Request
In the material below, find how many lines contain the string "Sensors". Write only that number.

******************************

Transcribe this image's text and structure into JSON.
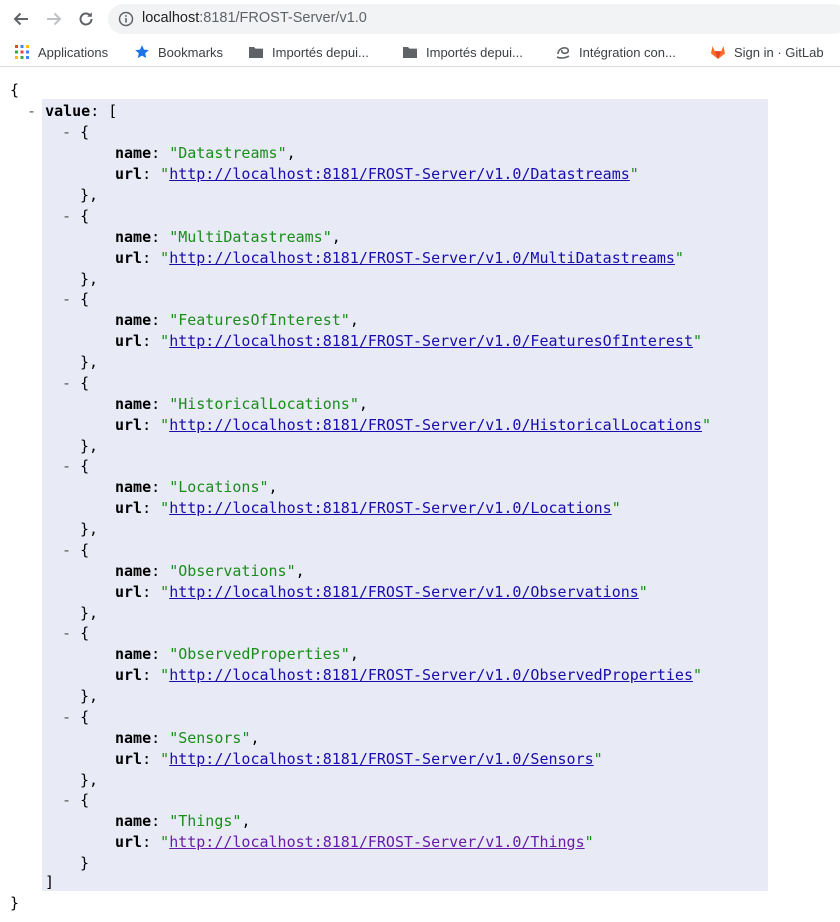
{
  "browser": {
    "url_host": "localhost",
    "url_rest": ":8181/FROST-Server/v1.0"
  },
  "bookmarks": [
    {
      "label": "Applications",
      "icon": "apps-grid-icon"
    },
    {
      "label": "Bookmarks",
      "icon": "star-icon"
    },
    {
      "label": "Importés depui...",
      "icon": "folder-icon"
    },
    {
      "label": "Importés depui...",
      "icon": "folder-icon"
    },
    {
      "label": "Intégration con...",
      "icon": "swirl-icon"
    },
    {
      "label": "Sign in · GitLab",
      "icon": "gitlab-icon"
    }
  ],
  "json": {
    "open_brace": "{",
    "close_brace": "}",
    "toggle": "-",
    "root_key": "value",
    "open_bracket": "[",
    "close_bracket": "]",
    "name_key": "name",
    "url_key": "url",
    "entries": [
      {
        "name": "Datastreams",
        "url": "http://localhost:8181/FROST-Server/v1.0/Datastreams"
      },
      {
        "name": "MultiDatastreams",
        "url": "http://localhost:8181/FROST-Server/v1.0/MultiDatastreams"
      },
      {
        "name": "FeaturesOfInterest",
        "url": "http://localhost:8181/FROST-Server/v1.0/FeaturesOfInterest"
      },
      {
        "name": "HistoricalLocations",
        "url": "http://localhost:8181/FROST-Server/v1.0/HistoricalLocations"
      },
      {
        "name": "Locations",
        "url": "http://localhost:8181/FROST-Server/v1.0/Locations"
      },
      {
        "name": "Observations",
        "url": "http://localhost:8181/FROST-Server/v1.0/Observations"
      },
      {
        "name": "ObservedProperties",
        "url": "http://localhost:8181/FROST-Server/v1.0/ObservedProperties"
      },
      {
        "name": "Sensors",
        "url": "http://localhost:8181/FROST-Server/v1.0/Sensors"
      },
      {
        "name": "Things",
        "url": "http://localhost:8181/FROST-Server/v1.0/Things"
      }
    ]
  }
}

******************************

The answer
2